BRIEF:
Filter the listing and keep only the lines with the word "JSON".

Dataset records:
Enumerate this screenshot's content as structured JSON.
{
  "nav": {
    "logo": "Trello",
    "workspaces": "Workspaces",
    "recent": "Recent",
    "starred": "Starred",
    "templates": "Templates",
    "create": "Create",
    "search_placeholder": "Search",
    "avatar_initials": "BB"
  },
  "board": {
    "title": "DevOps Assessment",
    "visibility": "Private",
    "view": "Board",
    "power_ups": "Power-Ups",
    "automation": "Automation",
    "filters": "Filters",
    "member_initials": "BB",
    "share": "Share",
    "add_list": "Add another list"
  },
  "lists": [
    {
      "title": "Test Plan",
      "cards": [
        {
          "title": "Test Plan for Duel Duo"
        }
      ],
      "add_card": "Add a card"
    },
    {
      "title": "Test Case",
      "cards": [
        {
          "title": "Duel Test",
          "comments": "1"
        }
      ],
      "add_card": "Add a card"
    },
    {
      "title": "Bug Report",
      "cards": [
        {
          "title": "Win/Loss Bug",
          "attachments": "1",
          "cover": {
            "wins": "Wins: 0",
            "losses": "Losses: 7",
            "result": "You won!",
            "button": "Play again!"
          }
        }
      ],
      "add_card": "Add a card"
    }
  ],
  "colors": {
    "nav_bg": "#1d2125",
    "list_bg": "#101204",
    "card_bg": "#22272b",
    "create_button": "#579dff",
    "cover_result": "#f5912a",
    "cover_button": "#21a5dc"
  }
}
...
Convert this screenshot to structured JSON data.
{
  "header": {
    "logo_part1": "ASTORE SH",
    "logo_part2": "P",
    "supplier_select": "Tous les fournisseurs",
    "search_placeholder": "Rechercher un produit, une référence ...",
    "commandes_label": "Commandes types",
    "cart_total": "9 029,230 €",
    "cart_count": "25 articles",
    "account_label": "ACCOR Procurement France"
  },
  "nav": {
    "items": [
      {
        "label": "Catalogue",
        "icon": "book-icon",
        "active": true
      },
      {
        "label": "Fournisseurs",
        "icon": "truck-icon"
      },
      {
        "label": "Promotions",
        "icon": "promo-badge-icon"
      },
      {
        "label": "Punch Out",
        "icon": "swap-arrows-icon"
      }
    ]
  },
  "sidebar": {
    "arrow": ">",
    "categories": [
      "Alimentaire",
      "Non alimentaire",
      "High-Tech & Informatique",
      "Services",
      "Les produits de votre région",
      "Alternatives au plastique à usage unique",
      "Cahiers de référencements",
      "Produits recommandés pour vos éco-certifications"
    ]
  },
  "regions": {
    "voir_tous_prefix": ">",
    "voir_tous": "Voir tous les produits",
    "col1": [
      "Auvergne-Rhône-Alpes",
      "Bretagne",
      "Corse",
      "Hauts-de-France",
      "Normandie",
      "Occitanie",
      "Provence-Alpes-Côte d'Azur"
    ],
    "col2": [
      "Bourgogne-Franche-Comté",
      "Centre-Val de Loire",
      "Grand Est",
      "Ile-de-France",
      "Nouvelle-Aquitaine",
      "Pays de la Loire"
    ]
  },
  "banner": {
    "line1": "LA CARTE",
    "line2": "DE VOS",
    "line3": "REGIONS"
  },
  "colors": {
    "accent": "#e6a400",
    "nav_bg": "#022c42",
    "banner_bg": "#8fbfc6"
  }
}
==
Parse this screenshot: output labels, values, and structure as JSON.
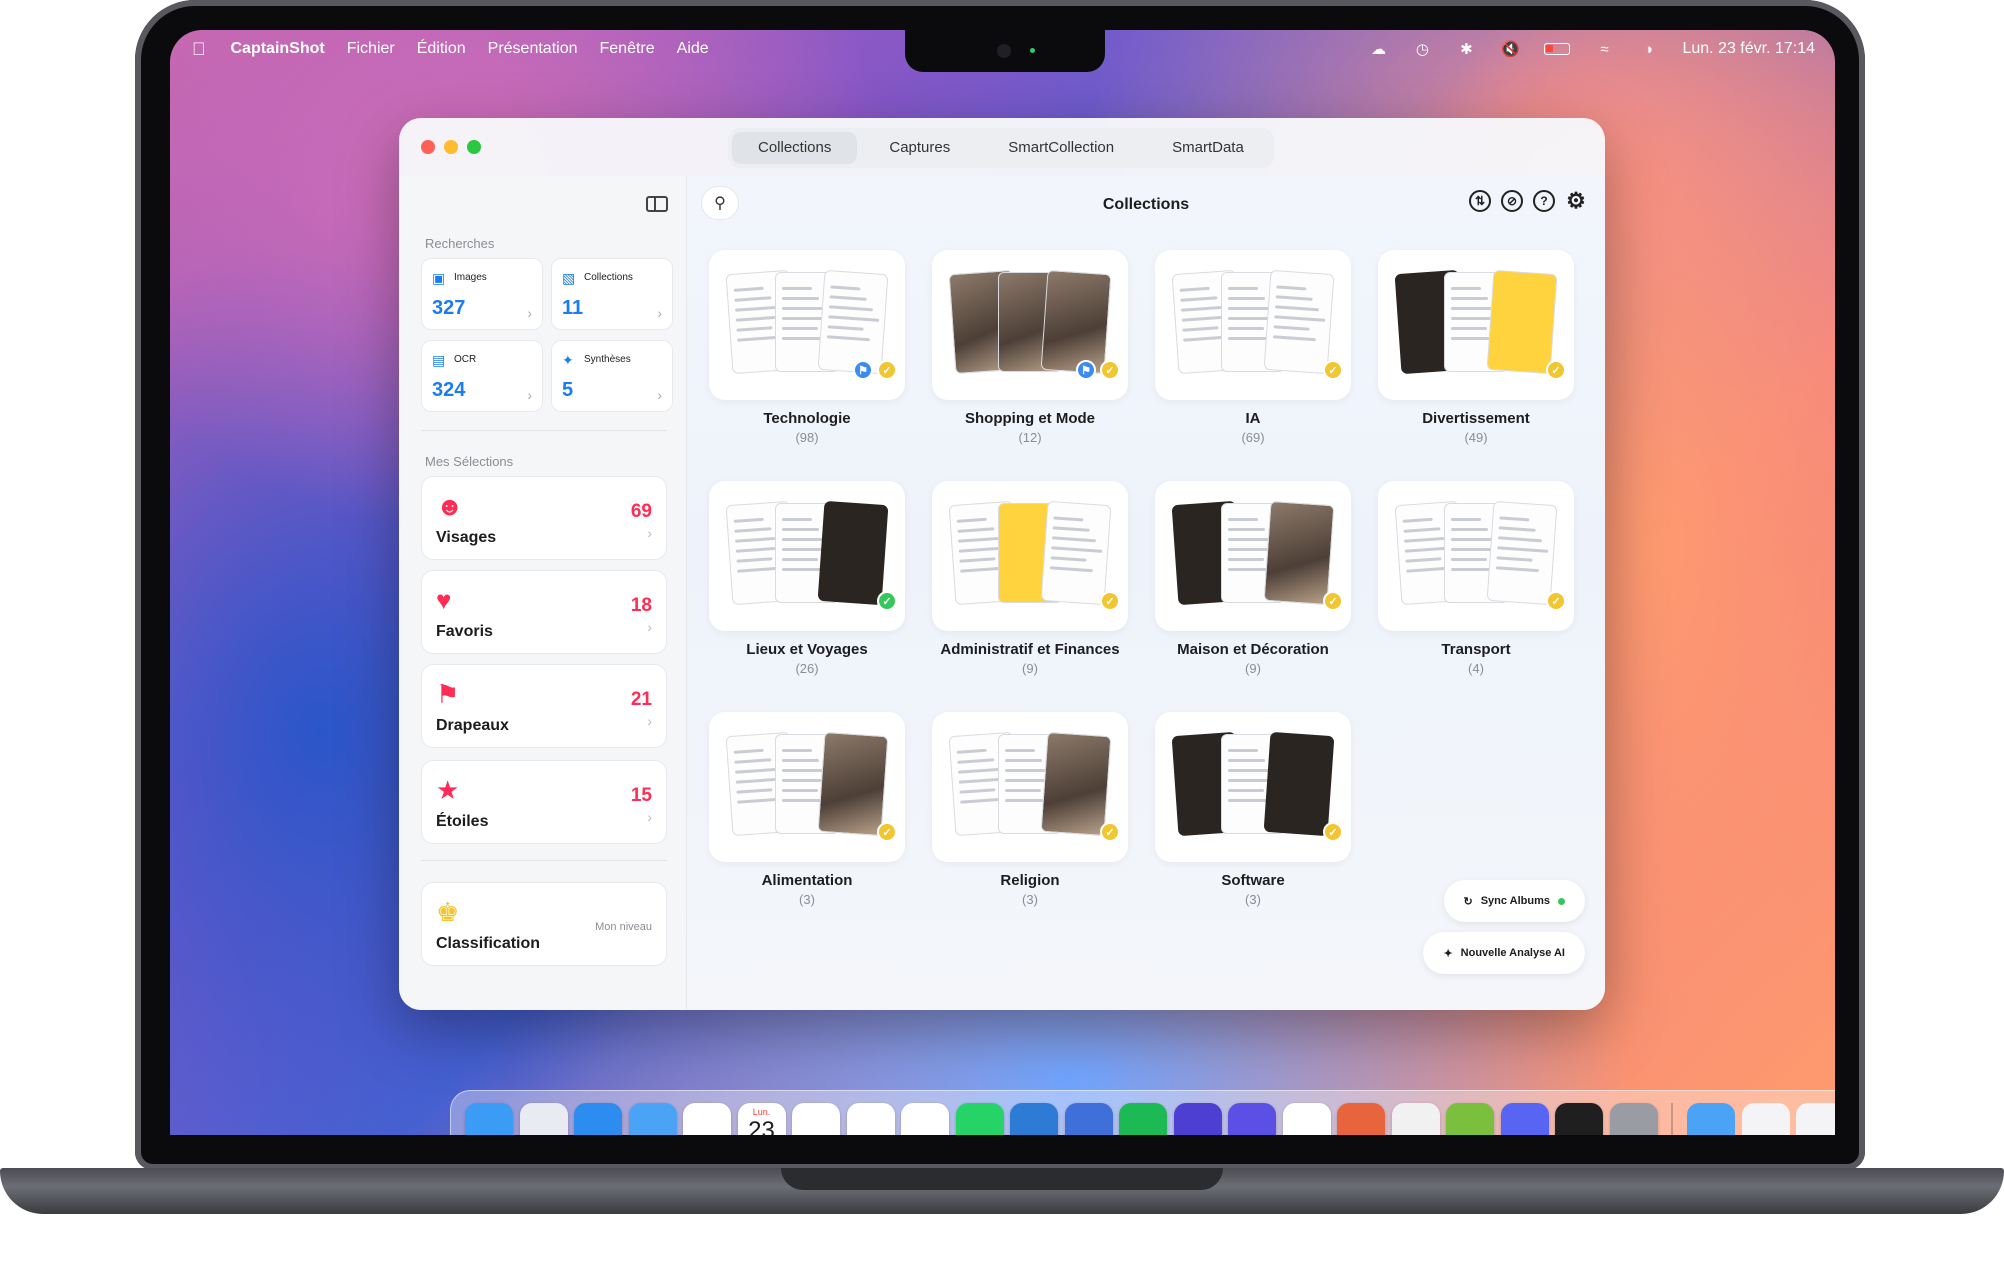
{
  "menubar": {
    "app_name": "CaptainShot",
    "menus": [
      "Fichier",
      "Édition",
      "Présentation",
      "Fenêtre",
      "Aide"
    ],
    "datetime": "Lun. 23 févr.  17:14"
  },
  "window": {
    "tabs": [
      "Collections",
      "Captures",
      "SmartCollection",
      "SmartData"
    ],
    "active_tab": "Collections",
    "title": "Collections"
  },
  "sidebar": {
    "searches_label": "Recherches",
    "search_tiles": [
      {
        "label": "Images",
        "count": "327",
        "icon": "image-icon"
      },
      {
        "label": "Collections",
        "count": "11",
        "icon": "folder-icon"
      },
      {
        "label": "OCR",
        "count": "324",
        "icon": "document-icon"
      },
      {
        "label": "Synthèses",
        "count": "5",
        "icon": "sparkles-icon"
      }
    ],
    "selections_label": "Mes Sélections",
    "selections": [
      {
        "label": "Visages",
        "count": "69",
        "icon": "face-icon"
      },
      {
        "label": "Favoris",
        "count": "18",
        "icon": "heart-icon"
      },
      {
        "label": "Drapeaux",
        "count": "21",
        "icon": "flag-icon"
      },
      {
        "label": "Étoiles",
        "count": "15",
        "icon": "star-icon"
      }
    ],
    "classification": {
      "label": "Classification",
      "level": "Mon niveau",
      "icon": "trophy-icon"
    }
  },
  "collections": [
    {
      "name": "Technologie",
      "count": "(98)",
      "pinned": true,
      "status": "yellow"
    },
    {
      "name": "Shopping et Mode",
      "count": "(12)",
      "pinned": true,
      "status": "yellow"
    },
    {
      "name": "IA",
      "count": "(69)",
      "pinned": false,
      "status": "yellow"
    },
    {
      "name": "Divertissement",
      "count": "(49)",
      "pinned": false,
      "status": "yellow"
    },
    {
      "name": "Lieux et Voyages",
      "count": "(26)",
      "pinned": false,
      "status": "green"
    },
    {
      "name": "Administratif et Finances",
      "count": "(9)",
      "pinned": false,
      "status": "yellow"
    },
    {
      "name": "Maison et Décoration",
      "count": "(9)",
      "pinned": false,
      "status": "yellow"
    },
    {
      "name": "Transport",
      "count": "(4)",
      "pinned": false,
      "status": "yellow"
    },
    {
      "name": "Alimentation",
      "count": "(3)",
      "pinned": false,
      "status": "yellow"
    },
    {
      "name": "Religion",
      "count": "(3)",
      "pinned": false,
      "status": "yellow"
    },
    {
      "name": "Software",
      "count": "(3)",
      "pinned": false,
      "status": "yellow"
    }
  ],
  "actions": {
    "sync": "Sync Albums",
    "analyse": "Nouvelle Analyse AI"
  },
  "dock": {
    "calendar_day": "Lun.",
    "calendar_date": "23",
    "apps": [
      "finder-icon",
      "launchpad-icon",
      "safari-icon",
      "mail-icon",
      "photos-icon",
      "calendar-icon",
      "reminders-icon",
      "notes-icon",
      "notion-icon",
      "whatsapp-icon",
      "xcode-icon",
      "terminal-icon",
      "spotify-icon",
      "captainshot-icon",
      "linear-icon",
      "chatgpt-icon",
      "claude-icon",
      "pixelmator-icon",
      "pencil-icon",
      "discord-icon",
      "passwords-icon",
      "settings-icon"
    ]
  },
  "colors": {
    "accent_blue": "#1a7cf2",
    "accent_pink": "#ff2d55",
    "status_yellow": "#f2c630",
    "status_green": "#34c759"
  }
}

WRITTEN RESPONSE:
Enumerate this screenshot's content as structured JSON.
Convert this screenshot to structured JSON data.
Parse this screenshot: output labels, values, and structure as JSON.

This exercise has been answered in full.